Print, character for character, the lines of the entries from the one containing "179, 454, 209]" through the one containing "table-row: 南京 834347", both of those lines included.
─── Supplied data
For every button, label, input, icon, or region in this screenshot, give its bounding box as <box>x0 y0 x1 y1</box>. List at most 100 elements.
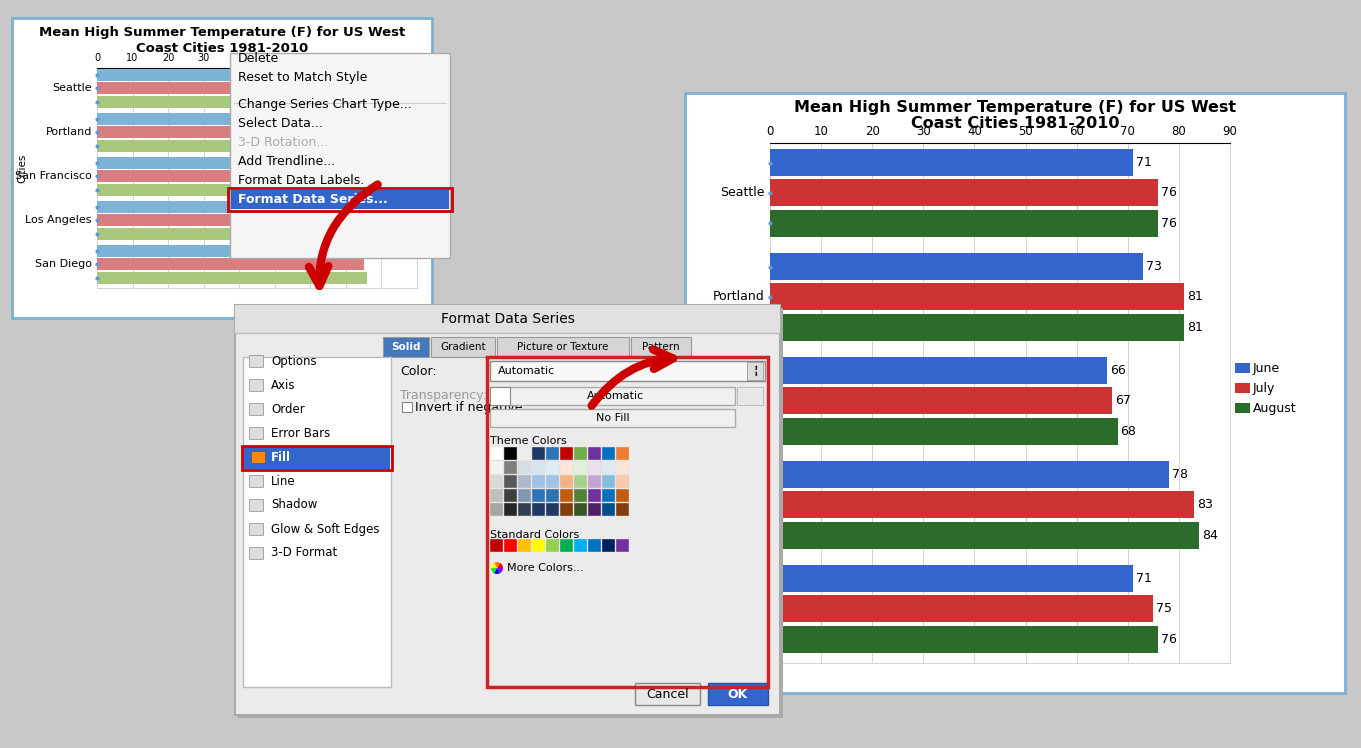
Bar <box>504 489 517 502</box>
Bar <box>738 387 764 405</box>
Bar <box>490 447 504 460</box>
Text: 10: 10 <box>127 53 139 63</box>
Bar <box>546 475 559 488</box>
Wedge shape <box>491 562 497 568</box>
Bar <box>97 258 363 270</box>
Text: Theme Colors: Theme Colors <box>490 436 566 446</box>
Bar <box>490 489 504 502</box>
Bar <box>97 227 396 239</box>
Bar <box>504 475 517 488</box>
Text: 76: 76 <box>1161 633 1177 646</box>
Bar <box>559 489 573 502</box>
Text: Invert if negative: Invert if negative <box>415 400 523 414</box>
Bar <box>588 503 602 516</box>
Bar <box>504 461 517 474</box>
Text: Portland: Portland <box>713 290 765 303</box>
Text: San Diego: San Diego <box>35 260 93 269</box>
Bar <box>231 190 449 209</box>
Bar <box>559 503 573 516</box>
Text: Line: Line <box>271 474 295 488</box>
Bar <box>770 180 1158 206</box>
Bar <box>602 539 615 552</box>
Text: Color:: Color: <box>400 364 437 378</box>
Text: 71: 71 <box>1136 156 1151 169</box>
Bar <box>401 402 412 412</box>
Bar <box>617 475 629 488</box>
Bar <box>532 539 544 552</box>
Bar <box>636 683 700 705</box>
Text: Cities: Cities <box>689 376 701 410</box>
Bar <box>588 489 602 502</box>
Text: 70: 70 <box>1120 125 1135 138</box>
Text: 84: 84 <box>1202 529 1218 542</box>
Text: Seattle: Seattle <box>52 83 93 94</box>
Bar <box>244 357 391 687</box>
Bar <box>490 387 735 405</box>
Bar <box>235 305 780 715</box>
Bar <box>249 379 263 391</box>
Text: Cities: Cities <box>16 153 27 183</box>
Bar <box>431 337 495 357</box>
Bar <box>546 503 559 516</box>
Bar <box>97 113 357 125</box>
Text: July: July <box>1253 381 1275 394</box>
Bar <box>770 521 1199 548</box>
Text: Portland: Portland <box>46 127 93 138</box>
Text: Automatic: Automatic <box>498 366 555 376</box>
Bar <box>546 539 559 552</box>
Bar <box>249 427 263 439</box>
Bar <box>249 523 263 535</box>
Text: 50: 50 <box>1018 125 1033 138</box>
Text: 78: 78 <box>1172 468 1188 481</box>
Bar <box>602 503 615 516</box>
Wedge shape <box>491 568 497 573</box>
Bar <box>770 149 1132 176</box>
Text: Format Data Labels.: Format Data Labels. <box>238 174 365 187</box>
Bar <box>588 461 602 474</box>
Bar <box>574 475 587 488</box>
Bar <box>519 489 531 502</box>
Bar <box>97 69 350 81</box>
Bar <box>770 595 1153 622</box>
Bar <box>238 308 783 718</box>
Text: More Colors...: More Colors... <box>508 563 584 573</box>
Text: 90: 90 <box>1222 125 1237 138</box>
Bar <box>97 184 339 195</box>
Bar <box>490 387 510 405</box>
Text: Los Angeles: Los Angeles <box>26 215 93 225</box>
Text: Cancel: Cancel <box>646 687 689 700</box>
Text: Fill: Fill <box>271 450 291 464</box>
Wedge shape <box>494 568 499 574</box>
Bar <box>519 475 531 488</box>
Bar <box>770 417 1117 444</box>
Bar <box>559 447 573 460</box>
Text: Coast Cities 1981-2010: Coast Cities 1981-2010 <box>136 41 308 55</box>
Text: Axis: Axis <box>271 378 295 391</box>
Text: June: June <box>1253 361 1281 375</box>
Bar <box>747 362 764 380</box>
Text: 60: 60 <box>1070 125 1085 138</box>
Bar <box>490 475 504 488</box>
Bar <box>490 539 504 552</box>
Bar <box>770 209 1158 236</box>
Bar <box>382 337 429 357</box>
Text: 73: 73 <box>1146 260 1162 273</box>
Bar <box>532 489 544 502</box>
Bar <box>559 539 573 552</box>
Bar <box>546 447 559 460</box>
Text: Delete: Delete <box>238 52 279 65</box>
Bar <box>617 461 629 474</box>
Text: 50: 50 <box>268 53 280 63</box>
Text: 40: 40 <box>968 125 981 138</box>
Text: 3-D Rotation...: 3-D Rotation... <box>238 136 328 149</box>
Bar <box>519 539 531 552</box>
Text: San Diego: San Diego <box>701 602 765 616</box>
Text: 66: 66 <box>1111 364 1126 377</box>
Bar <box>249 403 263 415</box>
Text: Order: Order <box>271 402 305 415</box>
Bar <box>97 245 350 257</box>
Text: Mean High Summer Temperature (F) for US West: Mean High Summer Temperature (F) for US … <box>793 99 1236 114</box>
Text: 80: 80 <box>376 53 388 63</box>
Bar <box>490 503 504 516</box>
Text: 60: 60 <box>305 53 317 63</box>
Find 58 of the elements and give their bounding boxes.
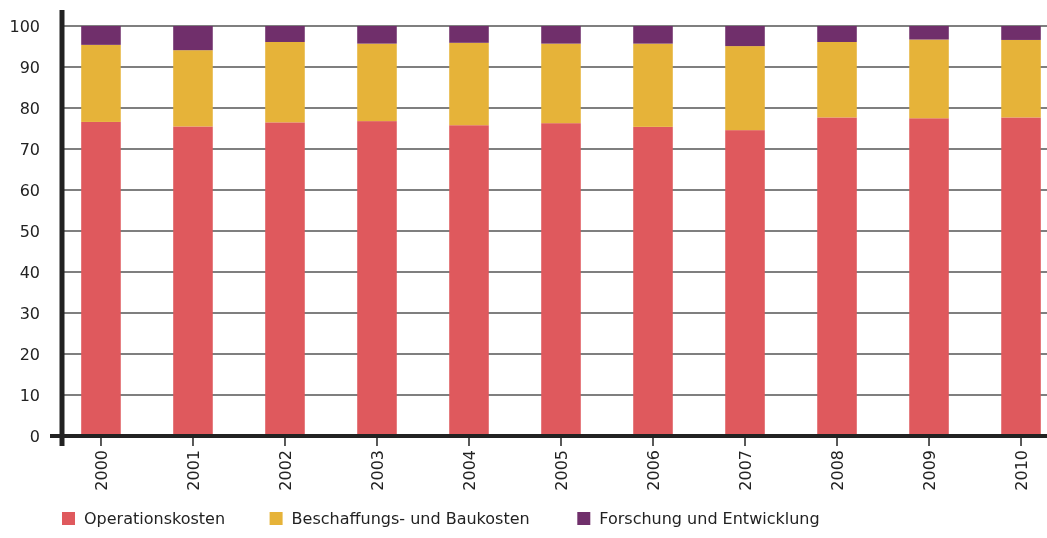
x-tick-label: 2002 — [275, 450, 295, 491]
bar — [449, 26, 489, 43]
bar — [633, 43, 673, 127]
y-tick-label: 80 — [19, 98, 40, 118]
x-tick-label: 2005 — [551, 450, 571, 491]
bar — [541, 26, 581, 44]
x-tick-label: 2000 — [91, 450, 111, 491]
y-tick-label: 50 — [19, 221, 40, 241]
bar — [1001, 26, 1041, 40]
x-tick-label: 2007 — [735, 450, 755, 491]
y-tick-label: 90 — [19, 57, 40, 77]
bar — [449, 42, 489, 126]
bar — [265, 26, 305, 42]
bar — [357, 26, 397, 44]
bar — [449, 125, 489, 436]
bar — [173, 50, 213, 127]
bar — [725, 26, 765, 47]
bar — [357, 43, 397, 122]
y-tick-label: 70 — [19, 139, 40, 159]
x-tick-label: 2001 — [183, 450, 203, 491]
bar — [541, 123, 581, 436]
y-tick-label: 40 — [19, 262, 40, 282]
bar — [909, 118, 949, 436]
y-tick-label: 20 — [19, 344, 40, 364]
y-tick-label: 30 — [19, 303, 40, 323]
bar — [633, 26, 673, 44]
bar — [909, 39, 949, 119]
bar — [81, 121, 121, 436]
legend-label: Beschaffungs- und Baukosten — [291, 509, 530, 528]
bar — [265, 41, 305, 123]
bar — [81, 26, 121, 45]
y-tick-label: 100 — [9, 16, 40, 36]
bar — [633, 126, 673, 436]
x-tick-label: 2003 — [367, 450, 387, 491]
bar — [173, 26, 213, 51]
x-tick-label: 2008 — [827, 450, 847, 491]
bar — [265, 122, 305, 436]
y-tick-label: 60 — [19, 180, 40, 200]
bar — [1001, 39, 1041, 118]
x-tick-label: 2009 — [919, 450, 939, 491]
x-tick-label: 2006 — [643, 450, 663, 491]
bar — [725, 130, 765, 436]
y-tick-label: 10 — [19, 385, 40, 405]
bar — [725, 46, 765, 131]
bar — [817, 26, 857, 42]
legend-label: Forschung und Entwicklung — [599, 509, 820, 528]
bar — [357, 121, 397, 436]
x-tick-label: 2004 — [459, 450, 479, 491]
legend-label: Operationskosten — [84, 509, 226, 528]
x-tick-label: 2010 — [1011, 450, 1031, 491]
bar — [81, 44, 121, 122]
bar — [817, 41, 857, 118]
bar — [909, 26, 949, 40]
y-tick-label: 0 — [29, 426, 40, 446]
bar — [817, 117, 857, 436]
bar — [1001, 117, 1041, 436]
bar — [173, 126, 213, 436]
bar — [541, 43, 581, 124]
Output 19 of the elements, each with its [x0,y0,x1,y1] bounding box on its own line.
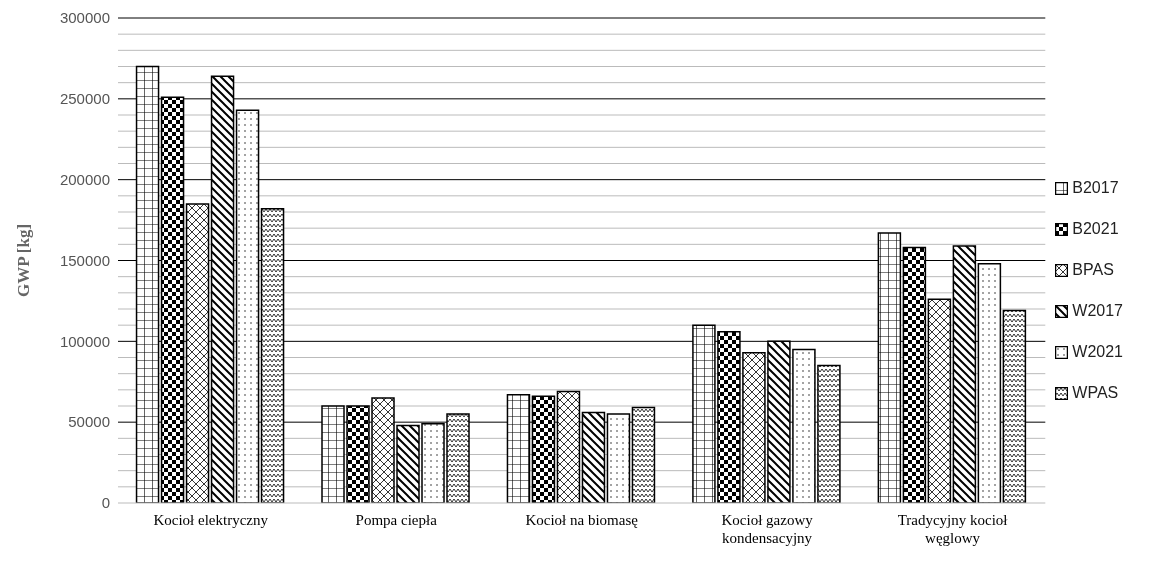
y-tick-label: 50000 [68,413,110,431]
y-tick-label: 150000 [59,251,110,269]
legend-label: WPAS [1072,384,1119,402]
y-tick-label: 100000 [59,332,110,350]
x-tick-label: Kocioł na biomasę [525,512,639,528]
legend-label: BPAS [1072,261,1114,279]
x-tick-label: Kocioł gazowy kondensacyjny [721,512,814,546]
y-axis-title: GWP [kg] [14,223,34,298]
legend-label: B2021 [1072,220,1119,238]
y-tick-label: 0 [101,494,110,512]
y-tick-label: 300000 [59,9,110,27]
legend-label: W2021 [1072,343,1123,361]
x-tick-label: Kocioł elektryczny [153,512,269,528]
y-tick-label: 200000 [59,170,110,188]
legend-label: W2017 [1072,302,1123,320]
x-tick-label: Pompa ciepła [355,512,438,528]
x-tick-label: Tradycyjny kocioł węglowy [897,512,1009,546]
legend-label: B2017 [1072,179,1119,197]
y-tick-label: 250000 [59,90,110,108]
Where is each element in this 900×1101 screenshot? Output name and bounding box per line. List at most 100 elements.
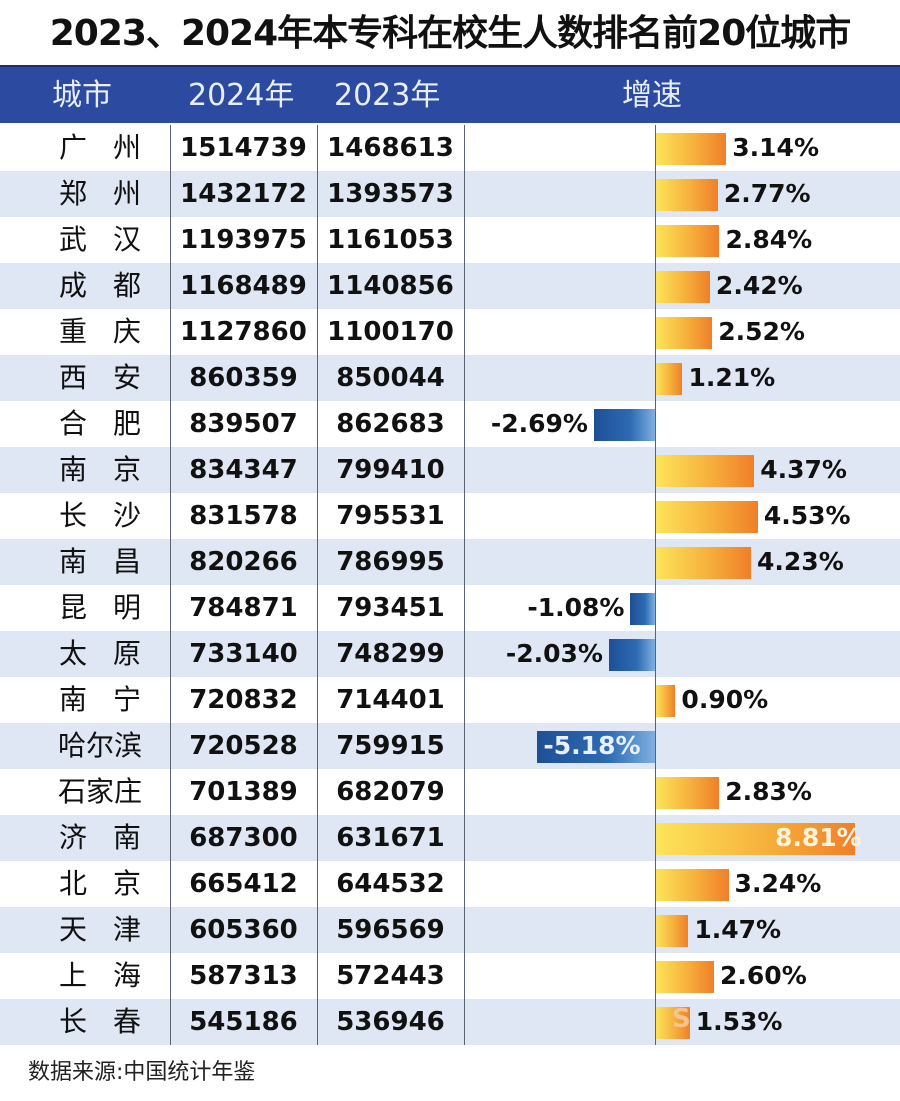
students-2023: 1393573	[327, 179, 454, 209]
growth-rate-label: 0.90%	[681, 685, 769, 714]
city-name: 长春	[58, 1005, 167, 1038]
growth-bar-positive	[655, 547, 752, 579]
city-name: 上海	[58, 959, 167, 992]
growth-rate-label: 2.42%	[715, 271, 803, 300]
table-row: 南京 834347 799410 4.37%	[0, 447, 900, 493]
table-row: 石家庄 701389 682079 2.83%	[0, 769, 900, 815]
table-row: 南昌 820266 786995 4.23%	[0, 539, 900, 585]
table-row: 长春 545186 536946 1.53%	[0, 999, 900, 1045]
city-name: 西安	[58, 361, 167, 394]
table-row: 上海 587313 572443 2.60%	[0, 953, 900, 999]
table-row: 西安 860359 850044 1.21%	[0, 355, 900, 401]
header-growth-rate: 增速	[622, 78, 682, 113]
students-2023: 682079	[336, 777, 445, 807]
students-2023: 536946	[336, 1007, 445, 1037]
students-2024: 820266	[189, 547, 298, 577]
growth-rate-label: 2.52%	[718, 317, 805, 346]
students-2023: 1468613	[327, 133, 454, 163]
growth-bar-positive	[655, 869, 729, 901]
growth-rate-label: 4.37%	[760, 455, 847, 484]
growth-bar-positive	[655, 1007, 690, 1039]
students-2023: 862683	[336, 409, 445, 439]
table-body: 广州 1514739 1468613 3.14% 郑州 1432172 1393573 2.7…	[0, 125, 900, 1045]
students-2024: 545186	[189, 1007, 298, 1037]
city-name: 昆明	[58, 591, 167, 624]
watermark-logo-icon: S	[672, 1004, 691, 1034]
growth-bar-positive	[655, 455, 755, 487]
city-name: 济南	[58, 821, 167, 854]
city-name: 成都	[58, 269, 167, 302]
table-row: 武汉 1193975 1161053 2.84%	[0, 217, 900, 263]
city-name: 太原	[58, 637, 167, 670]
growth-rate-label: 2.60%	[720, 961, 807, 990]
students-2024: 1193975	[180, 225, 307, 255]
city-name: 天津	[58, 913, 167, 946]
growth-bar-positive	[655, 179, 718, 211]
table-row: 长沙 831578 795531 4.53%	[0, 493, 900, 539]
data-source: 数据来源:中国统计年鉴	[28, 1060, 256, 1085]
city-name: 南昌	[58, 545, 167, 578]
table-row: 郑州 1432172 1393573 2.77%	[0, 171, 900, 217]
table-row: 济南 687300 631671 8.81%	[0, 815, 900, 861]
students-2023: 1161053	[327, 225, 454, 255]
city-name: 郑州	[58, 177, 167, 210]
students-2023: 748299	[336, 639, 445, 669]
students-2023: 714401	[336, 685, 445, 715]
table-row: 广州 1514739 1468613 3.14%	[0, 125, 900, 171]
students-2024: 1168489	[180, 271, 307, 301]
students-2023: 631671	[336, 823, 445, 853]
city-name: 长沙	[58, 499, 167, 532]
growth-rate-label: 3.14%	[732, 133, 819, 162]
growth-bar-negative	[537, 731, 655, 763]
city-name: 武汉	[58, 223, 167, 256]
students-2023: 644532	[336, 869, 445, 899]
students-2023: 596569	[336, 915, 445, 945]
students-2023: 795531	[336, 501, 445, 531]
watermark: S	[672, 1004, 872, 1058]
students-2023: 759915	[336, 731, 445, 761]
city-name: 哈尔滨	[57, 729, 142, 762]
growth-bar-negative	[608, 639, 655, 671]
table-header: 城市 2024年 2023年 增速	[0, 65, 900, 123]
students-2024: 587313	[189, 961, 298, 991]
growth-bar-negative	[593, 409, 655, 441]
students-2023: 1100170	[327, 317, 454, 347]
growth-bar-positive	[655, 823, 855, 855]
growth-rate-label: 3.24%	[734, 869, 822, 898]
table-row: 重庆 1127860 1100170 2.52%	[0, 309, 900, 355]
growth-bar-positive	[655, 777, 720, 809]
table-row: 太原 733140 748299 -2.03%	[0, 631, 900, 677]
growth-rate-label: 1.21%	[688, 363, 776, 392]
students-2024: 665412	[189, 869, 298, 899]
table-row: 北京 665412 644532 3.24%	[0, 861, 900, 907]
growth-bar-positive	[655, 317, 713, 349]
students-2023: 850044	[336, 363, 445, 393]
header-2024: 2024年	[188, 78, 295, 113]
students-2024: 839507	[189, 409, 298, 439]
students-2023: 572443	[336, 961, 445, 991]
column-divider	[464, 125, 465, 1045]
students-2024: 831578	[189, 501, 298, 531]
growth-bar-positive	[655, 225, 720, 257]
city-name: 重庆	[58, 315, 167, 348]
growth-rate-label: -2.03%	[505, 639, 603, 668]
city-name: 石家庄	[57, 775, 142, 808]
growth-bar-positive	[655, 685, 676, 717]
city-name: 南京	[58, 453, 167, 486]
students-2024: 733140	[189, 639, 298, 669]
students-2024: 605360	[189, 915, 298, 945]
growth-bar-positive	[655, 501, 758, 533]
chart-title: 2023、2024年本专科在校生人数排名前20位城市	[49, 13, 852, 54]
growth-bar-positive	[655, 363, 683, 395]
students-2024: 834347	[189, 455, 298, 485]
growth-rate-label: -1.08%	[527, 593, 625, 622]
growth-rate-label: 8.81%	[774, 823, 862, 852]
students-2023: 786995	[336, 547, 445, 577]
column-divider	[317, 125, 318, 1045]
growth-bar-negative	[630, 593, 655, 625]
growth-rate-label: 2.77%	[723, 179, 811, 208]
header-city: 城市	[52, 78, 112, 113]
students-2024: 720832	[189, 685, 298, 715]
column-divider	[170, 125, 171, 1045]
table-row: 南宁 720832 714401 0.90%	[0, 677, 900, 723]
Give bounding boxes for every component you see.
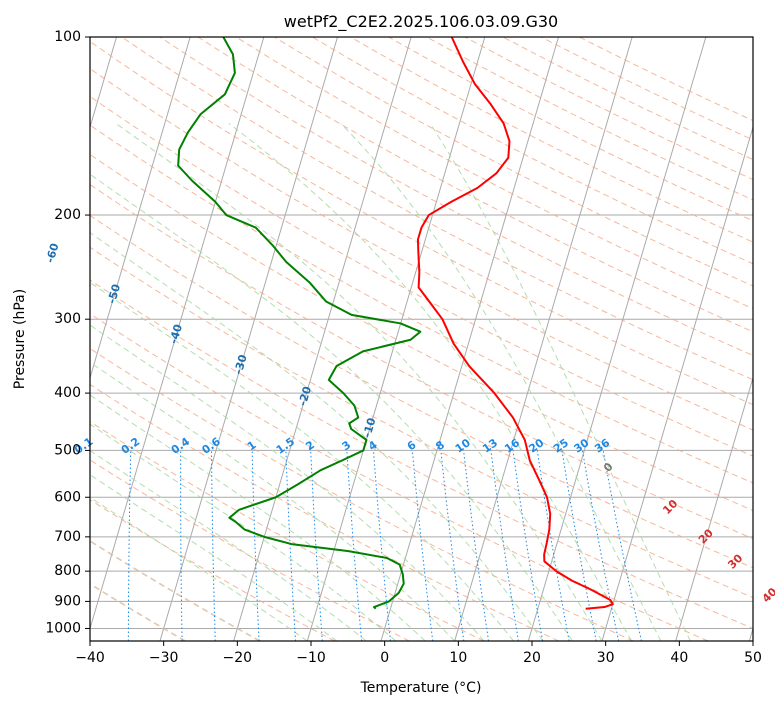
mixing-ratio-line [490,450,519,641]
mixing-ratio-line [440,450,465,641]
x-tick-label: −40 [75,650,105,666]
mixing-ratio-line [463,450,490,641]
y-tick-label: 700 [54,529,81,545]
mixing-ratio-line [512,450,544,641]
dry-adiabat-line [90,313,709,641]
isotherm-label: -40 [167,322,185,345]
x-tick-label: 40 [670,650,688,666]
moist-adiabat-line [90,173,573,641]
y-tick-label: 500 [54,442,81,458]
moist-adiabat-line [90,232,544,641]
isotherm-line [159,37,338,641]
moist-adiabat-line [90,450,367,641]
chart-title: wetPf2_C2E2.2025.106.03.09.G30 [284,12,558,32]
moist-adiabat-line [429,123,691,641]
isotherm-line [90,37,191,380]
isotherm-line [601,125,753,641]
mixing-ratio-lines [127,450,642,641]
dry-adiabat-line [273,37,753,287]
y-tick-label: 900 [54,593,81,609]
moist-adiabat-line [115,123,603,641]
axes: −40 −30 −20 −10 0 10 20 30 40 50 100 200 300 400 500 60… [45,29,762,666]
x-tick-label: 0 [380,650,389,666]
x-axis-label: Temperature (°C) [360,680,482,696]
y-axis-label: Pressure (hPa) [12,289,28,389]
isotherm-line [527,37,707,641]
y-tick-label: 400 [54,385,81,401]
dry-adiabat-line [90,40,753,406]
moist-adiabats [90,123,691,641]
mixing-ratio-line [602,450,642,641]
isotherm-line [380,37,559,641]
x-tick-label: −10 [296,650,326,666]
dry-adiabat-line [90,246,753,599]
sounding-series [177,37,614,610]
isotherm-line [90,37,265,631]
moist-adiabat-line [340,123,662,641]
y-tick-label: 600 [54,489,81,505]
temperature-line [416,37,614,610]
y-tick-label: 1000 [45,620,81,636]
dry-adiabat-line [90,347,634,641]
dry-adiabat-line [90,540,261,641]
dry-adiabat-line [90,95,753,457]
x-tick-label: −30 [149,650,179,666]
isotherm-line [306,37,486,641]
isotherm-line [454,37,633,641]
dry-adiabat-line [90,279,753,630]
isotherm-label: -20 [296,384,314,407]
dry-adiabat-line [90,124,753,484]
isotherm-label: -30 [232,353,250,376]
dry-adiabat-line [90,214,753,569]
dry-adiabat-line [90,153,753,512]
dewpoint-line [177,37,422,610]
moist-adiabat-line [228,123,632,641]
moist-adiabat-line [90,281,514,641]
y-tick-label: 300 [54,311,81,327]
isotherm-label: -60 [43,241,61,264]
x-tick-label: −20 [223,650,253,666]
──────
## In response
students-2023: 1393573	[327, 179, 454, 209]
growth-rate-label: 0.90%	[681, 685, 769, 714]
city-name: 长春	[58, 1005, 167, 1038]
growth-bar-positive	[655, 547, 752, 579]
city-name: 上海	[58, 959, 167, 992]
growth-rate-label: 2.42%	[715, 271, 803, 300]
table-row: 南京 834347 799410 4.37%	[0, 447, 900, 493]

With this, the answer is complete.